>> Begin SOURCE MATERIAL

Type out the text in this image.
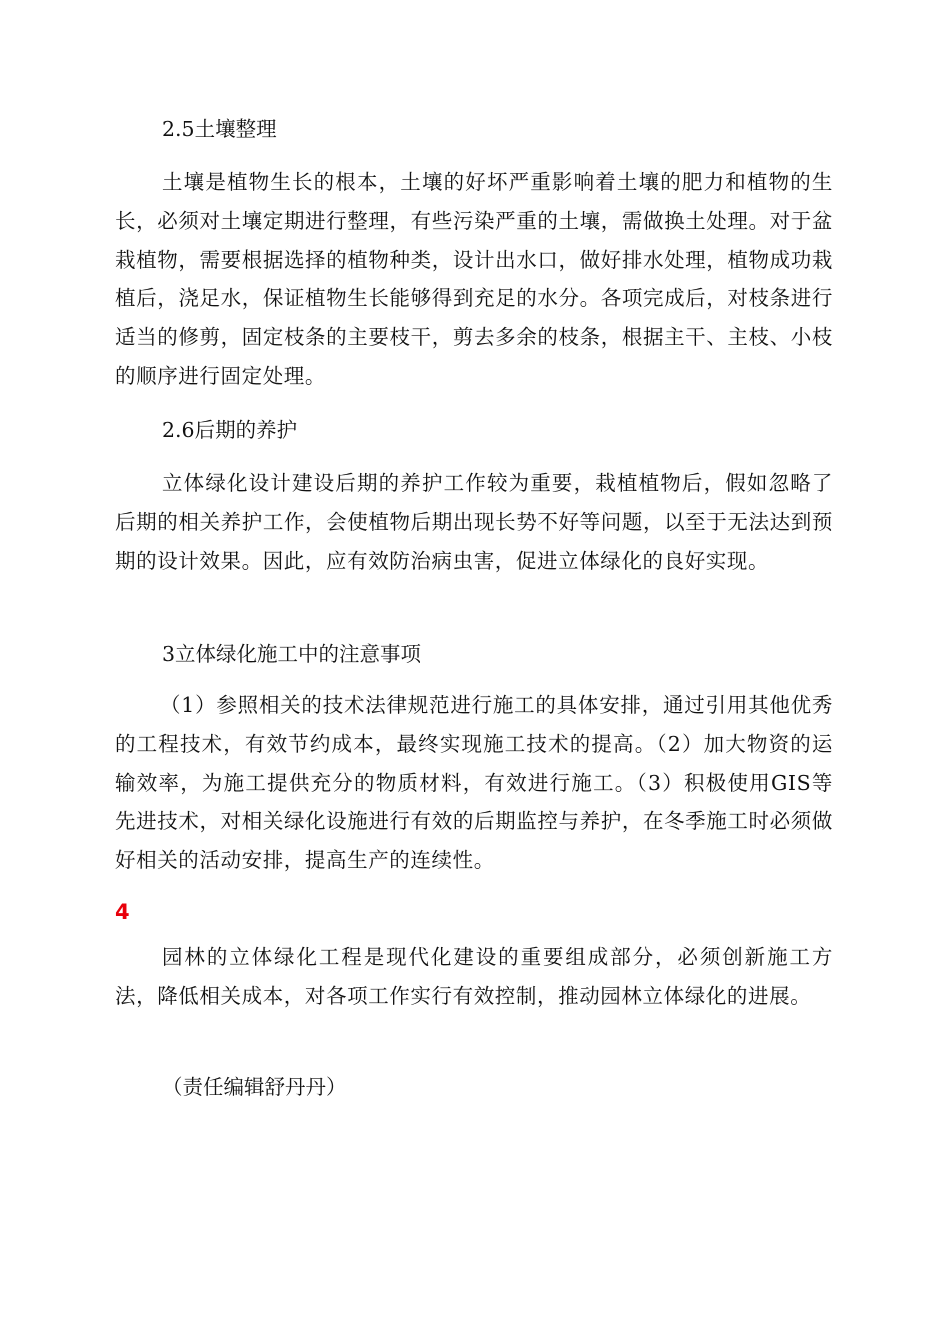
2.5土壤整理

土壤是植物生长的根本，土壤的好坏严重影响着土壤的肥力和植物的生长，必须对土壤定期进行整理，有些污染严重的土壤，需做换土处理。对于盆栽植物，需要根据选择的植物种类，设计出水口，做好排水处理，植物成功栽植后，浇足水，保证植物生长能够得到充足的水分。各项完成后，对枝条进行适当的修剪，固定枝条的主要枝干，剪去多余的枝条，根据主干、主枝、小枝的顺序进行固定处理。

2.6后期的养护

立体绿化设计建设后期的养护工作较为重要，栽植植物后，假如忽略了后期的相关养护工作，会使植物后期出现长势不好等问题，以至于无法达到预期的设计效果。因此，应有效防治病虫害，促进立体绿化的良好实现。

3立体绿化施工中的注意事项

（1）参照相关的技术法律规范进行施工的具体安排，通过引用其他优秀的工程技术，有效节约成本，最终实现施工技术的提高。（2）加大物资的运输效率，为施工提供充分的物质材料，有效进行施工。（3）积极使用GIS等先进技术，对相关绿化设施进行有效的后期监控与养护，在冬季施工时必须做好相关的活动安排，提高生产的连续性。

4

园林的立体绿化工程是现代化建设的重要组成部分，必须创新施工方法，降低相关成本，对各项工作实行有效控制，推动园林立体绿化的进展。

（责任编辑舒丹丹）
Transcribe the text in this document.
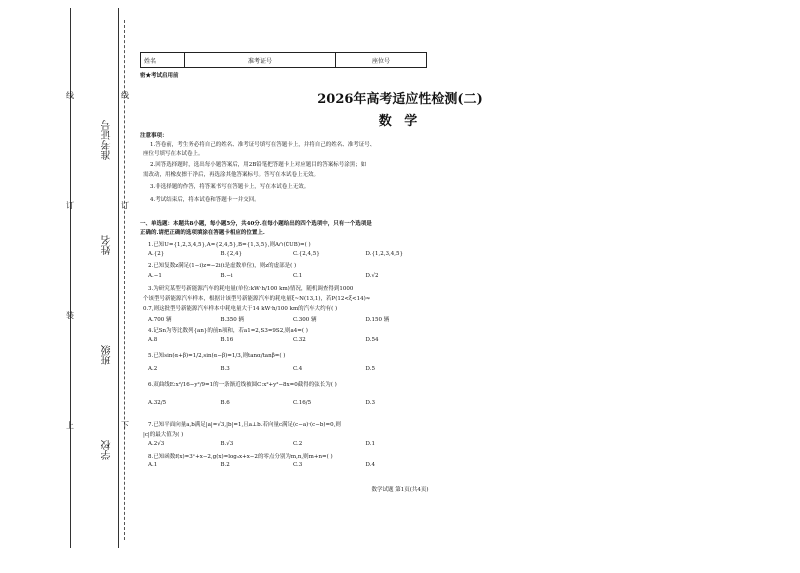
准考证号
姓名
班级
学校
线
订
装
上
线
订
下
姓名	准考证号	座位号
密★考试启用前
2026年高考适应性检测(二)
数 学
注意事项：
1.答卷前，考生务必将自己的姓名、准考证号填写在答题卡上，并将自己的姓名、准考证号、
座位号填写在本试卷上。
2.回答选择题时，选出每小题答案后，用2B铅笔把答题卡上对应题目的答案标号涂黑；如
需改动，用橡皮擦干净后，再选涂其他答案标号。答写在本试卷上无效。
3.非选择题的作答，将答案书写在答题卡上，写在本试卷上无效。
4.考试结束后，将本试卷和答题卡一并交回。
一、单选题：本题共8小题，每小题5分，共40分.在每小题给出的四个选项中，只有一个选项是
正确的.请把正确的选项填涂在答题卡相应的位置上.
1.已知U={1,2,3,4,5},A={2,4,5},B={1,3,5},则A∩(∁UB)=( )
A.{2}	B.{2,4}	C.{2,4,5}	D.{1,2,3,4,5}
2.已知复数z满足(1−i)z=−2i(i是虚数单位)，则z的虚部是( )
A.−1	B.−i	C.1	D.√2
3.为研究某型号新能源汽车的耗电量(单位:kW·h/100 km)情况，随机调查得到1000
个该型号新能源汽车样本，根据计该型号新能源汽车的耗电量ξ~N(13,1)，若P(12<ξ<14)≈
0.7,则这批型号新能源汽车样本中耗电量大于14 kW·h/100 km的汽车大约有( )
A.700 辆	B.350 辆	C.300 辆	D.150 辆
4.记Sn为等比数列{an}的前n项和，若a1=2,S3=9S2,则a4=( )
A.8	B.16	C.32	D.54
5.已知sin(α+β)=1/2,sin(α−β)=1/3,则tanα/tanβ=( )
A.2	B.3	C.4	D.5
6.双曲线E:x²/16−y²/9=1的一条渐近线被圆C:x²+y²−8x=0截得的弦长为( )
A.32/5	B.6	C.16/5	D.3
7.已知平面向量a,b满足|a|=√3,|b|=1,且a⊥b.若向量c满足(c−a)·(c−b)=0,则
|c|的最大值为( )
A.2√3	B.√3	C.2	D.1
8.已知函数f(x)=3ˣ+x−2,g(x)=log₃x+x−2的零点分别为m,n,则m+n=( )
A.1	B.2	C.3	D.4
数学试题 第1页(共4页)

>> End SOURCE MATERIAL

= BRIEF =
Only lines with the string "this" belong in your answer; copy each one.

= EXERCISE RESULT =
Type out the text in this image.
Transcribe the text in this document.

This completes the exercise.